§ **WHAT THE TASK REQUIRES**
Output all entries verbatim. Skip pictures.

***** MATERIAL SHOWN *****

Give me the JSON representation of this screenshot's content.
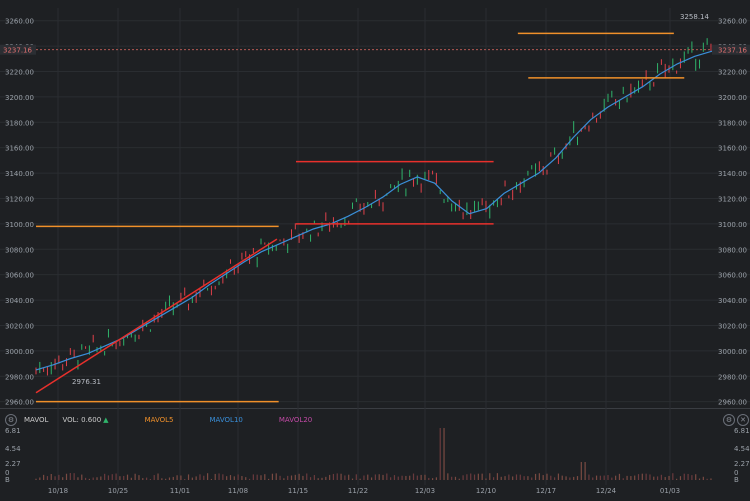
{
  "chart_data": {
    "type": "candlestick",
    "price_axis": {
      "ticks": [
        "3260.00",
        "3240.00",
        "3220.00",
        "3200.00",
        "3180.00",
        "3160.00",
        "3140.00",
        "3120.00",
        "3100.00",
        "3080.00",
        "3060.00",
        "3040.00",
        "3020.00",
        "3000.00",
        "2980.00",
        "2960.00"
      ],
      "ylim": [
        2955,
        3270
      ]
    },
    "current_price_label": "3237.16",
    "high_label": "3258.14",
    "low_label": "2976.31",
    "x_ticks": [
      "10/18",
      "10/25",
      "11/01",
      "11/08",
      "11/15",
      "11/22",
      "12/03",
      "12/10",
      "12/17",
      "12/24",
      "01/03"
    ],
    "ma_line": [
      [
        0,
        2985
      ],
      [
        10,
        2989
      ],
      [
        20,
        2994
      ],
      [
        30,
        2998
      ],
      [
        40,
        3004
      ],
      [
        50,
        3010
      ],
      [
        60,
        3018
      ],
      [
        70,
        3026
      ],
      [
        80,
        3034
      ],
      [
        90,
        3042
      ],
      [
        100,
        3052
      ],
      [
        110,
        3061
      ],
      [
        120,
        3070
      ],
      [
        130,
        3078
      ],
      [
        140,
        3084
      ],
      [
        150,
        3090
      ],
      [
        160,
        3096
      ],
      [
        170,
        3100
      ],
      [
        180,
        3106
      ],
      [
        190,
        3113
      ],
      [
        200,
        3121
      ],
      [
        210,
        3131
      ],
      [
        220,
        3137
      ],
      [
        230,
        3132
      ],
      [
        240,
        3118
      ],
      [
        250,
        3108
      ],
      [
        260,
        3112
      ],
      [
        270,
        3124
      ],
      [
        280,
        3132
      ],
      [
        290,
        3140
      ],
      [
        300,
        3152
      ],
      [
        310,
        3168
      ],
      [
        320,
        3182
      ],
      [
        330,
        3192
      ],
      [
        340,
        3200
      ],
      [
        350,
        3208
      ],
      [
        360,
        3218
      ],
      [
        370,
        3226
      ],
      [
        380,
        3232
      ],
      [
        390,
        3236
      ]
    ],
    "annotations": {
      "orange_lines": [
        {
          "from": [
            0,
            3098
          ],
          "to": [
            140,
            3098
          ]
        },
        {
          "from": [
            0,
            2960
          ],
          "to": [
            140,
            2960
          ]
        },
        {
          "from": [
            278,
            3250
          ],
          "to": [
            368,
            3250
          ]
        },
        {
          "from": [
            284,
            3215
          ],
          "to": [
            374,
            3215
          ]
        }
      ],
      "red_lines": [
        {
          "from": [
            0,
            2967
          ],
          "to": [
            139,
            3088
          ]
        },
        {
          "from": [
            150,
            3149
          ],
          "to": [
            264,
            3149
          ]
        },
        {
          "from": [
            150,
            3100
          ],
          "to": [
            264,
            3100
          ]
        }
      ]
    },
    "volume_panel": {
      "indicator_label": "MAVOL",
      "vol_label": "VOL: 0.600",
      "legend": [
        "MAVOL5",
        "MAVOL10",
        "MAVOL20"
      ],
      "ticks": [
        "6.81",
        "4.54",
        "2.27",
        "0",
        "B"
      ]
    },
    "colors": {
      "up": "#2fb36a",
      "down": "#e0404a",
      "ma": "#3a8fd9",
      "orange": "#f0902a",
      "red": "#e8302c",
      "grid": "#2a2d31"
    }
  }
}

*****

§ **ANSWER IN FULL**
Give me the JSON representation of this screenshot's content.
{
  "chart_data": {
    "type": "candlestick",
    "price_axis": {
      "ticks": [
        "3260.00",
        "3240.00",
        "3220.00",
        "3200.00",
        "3180.00",
        "3160.00",
        "3140.00",
        "3120.00",
        "3100.00",
        "3080.00",
        "3060.00",
        "3040.00",
        "3020.00",
        "3000.00",
        "2980.00",
        "2960.00"
      ],
      "ylim": [
        2955,
        3270
      ]
    },
    "current_price_label": "3237.16",
    "high_label": "3258.14",
    "low_label": "2976.31",
    "x_ticks": [
      "10/18",
      "10/25",
      "11/01",
      "11/08",
      "11/15",
      "11/22",
      "12/03",
      "12/10",
      "12/17",
      "12/24",
      "01/03"
    ],
    "ma_line": [
      [
        0,
        2985
      ],
      [
        10,
        2989
      ],
      [
        20,
        2994
      ],
      [
        30,
        2998
      ],
      [
        40,
        3004
      ],
      [
        50,
        3010
      ],
      [
        60,
        3018
      ],
      [
        70,
        3026
      ],
      [
        80,
        3034
      ],
      [
        90,
        3042
      ],
      [
        100,
        3052
      ],
      [
        110,
        3061
      ],
      [
        120,
        3070
      ],
      [
        130,
        3078
      ],
      [
        140,
        3084
      ],
      [
        150,
        3090
      ],
      [
        160,
        3096
      ],
      [
        170,
        3100
      ],
      [
        180,
        3106
      ],
      [
        190,
        3113
      ],
      [
        200,
        3121
      ],
      [
        210,
        3131
      ],
      [
        220,
        3137
      ],
      [
        230,
        3132
      ],
      [
        240,
        3118
      ],
      [
        250,
        3108
      ],
      [
        260,
        3112
      ],
      [
        270,
        3124
      ],
      [
        280,
        3132
      ],
      [
        290,
        3140
      ],
      [
        300,
        3152
      ],
      [
        310,
        3168
      ],
      [
        320,
        3182
      ],
      [
        330,
        3192
      ],
      [
        340,
        3200
      ],
      [
        350,
        3208
      ],
      [
        360,
        3218
      ],
      [
        370,
        3226
      ],
      [
        380,
        3232
      ],
      [
        390,
        3236
      ]
    ],
    "annotations": {
      "orange_lines": [
        {
          "from": [
            0,
            3098
          ],
          "to": [
            140,
            3098
          ]
        },
        {
          "from": [
            0,
            2960
          ],
          "to": [
            140,
            2960
          ]
        },
        {
          "from": [
            278,
            3250
          ],
          "to": [
            368,
            3250
          ]
        },
        {
          "from": [
            284,
            3215
          ],
          "to": [
            374,
            3215
          ]
        }
      ],
      "red_lines": [
        {
          "from": [
            0,
            2967
          ],
          "to": [
            139,
            3088
          ]
        },
        {
          "from": [
            150,
            3149
          ],
          "to": [
            264,
            3149
          ]
        },
        {
          "from": [
            150,
            3100
          ],
          "to": [
            264,
            3100
          ]
        }
      ]
    },
    "volume_panel": {
      "indicator_label": "MAVOL",
      "vol_label": "VOL: 0.600",
      "legend": [
        "MAVOL5",
        "MAVOL10",
        "MAVOL20"
      ],
      "ticks": [
        "6.81",
        "4.54",
        "2.27",
        "0",
        "B"
      ]
    },
    "colors": {
      "up": "#2fb36a",
      "down": "#e0404a",
      "ma": "#3a8fd9",
      "orange": "#f0902a",
      "red": "#e8302c",
      "grid": "#2a2d31"
    }
  }
}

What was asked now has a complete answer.